**PROMPT**
Your task is to copy each line that has the word "Summary".

☆ ☆ ☆ ☆

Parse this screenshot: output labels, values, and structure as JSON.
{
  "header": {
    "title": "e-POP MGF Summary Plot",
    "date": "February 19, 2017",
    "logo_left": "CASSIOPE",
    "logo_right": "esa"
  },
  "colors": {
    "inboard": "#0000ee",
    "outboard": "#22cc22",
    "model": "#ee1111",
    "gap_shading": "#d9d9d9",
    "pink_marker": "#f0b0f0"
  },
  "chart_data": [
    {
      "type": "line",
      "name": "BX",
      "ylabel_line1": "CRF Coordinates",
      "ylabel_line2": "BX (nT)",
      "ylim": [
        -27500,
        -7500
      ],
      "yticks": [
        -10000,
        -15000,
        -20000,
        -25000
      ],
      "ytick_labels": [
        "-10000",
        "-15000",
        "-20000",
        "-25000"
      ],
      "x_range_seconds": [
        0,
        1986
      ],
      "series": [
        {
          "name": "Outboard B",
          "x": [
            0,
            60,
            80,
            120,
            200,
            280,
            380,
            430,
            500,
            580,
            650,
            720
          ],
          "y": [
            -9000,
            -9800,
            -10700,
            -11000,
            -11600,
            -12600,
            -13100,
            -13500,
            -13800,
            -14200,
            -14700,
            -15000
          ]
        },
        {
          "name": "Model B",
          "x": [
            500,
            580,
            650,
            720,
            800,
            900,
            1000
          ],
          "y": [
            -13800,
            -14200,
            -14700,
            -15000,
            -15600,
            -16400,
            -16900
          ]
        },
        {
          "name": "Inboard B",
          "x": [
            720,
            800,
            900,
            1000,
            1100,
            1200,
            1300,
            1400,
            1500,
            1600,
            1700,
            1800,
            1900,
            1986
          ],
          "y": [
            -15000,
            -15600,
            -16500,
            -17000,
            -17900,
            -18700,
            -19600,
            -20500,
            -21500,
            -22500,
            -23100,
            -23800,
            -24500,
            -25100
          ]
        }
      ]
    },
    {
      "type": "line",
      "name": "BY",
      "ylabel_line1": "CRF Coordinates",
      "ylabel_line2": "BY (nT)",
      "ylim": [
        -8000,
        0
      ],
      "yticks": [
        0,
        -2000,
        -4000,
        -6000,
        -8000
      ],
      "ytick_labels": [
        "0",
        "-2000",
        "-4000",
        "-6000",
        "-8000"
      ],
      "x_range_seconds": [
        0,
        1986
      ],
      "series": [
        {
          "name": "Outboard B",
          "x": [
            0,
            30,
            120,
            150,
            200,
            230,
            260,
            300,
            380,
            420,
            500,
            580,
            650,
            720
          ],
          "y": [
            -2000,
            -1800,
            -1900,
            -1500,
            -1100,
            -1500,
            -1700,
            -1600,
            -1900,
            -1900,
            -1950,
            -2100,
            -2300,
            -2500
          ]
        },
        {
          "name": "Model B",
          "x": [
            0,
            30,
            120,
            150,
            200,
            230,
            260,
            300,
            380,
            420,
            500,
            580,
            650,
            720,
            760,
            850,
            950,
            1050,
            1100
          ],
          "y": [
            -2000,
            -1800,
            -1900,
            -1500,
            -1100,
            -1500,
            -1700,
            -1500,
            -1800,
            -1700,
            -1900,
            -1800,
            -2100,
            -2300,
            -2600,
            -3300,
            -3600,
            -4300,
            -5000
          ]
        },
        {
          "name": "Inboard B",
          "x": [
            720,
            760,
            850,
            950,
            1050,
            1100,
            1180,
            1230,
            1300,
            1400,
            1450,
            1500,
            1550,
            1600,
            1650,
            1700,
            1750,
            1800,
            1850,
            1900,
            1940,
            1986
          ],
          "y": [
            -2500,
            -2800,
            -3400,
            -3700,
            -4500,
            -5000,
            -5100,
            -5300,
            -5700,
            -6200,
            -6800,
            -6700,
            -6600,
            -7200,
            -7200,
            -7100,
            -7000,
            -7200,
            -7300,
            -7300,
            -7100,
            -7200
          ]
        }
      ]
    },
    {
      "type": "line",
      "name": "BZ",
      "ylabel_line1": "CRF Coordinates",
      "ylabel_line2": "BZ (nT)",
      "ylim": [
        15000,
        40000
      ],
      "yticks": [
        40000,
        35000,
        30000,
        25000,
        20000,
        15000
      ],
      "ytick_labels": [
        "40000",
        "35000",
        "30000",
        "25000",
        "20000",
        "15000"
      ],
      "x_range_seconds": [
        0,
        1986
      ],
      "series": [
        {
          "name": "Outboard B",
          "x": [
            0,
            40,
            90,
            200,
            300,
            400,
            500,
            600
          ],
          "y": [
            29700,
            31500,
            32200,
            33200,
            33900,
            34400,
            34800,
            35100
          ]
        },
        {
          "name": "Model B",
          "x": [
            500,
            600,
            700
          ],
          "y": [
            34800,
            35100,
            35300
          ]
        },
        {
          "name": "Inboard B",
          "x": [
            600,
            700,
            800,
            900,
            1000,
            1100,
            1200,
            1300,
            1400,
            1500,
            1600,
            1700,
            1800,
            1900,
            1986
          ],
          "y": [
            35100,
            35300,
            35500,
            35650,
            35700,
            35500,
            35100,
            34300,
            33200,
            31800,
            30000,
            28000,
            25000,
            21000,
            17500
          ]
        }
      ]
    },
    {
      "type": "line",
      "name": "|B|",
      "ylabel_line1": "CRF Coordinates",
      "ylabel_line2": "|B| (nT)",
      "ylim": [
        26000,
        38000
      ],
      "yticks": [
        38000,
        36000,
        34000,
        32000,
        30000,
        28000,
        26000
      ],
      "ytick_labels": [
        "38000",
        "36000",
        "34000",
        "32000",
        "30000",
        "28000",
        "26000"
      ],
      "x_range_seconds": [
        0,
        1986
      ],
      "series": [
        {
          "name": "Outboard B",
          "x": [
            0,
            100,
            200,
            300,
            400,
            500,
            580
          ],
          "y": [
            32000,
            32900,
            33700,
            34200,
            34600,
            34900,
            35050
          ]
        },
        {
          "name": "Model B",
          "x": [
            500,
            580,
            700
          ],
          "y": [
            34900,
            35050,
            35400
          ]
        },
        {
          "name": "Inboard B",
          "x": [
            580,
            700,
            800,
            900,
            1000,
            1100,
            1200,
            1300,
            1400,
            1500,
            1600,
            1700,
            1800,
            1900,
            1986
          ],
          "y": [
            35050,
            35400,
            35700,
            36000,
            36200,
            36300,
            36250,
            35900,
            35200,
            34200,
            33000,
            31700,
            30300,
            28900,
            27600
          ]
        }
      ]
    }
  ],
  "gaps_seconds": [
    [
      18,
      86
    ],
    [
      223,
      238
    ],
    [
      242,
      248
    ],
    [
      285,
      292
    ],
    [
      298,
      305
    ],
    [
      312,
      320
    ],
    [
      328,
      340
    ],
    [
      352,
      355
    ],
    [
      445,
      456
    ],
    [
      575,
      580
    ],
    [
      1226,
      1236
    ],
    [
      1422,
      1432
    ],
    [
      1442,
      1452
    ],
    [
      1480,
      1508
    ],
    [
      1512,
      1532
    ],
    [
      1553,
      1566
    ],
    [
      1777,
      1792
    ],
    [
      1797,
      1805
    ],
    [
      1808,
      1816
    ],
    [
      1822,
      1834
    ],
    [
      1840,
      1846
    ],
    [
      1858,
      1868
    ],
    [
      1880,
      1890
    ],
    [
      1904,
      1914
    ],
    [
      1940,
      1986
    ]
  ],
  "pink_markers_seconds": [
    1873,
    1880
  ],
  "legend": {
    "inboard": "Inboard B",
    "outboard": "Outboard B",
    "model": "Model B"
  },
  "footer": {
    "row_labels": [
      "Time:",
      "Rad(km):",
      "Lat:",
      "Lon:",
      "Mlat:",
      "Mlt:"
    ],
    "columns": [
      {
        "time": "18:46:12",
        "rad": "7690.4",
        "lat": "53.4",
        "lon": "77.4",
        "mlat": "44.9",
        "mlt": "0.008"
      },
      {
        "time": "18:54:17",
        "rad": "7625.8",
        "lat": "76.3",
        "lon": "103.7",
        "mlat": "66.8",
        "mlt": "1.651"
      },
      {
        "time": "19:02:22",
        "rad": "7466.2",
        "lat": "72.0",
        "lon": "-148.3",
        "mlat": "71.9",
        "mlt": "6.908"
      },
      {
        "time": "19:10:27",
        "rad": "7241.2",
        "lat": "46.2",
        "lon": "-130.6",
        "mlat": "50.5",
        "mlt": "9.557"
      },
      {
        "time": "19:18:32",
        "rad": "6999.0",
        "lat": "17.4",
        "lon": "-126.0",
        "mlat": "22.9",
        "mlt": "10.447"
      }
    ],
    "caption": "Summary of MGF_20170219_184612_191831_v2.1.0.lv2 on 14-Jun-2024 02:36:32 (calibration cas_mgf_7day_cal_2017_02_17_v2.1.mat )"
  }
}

☆ ☆ ☆ ☆

**CORRECT RESPONSE**
    "title": "e-POP MGF Summary Plot",
    "caption": "Summary of MGF_20170219_184612_191831_v2.1.0.lv2 on 14-Jun-2024 02:36:32 (calibration cas_mgf_7day_cal_2017_02_17_v2.1.mat )"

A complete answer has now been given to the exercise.